- _Stored data_
* Start *

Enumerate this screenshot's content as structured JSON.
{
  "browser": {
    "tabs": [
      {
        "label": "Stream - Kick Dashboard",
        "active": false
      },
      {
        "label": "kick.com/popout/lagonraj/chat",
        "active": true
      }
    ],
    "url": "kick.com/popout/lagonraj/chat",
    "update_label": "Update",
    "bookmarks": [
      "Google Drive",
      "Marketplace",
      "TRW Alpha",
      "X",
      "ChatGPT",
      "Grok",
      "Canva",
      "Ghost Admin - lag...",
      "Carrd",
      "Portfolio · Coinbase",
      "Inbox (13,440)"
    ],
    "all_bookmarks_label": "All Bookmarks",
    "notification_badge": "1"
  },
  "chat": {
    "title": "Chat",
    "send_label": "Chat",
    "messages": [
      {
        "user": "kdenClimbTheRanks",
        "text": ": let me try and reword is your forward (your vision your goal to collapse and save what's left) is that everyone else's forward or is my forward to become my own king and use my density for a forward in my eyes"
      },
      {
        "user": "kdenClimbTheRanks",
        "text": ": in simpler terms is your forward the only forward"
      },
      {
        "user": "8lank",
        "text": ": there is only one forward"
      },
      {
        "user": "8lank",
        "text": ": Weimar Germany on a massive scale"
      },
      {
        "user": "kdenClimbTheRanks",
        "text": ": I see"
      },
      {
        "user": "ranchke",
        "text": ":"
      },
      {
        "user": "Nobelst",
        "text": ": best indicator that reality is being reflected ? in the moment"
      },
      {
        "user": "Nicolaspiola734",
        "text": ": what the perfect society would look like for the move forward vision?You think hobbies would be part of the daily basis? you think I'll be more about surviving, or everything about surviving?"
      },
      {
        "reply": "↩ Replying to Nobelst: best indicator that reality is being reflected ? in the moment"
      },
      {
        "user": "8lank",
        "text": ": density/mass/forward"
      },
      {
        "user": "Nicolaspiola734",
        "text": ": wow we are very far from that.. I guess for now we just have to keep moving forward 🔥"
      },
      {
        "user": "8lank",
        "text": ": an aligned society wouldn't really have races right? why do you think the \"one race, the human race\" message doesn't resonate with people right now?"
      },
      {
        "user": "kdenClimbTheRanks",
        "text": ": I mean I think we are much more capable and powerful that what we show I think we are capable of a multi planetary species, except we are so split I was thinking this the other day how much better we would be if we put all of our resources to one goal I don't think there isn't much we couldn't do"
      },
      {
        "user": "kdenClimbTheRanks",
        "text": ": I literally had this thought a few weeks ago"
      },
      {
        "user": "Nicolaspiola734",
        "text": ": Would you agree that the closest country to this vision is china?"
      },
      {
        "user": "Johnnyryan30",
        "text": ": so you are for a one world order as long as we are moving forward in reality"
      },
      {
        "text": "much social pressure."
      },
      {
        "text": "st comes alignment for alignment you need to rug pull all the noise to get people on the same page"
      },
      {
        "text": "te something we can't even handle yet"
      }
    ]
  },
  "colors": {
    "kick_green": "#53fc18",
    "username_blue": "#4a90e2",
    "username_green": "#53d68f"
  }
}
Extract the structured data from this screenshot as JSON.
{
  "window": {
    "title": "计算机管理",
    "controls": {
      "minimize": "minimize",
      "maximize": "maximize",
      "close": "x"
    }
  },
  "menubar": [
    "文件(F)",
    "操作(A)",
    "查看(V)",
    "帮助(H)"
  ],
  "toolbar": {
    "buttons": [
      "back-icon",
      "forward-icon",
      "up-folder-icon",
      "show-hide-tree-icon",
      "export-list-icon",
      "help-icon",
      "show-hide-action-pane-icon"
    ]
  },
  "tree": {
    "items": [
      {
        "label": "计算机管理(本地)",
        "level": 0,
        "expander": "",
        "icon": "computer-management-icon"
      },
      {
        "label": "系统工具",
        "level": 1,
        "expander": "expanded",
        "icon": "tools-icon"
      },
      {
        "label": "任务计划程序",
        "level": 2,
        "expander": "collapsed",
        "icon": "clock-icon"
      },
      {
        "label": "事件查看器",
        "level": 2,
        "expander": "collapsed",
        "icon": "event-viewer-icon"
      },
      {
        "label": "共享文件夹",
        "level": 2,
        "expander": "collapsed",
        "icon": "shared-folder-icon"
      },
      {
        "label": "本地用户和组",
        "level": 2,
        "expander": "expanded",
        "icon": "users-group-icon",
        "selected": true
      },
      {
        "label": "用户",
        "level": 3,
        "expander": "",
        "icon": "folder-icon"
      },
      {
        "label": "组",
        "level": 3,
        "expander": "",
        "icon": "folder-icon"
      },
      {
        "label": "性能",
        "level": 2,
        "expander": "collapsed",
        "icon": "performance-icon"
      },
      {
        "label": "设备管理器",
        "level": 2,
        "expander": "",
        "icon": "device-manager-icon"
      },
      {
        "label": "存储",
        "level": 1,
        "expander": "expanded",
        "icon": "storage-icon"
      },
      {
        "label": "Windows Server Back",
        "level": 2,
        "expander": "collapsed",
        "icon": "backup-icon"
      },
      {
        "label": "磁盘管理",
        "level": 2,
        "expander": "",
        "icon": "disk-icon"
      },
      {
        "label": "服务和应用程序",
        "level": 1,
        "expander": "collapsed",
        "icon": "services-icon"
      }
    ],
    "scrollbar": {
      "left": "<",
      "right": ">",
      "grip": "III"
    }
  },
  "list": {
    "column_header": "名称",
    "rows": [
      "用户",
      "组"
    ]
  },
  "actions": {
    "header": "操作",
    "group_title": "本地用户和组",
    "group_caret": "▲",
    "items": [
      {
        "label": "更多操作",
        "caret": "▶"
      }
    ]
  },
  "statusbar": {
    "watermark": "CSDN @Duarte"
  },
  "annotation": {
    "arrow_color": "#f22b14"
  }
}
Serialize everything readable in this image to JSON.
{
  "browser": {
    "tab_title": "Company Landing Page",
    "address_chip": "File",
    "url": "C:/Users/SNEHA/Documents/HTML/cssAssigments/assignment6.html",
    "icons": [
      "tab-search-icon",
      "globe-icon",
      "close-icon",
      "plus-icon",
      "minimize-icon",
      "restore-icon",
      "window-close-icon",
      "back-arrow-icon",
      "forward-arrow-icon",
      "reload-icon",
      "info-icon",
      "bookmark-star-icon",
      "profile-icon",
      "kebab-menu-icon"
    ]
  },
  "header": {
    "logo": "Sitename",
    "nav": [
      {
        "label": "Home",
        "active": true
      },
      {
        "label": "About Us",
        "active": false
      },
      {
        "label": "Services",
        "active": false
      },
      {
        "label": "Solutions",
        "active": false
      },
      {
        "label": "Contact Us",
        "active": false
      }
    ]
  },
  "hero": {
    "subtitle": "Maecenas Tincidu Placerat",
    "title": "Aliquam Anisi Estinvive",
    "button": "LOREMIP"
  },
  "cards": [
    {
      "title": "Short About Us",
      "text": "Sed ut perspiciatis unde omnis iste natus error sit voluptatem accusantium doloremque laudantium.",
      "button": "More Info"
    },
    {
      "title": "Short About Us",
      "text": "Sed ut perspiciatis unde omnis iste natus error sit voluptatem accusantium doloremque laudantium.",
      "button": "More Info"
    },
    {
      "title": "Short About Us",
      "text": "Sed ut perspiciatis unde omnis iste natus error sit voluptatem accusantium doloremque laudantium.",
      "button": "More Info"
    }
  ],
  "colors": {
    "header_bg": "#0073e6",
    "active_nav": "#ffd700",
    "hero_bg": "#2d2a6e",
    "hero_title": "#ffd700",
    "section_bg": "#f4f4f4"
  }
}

* End *

- _Challenge_
Tally the lines of the listing above that include the word "your". Answer with the number alone.

- _Response for this exercise_
2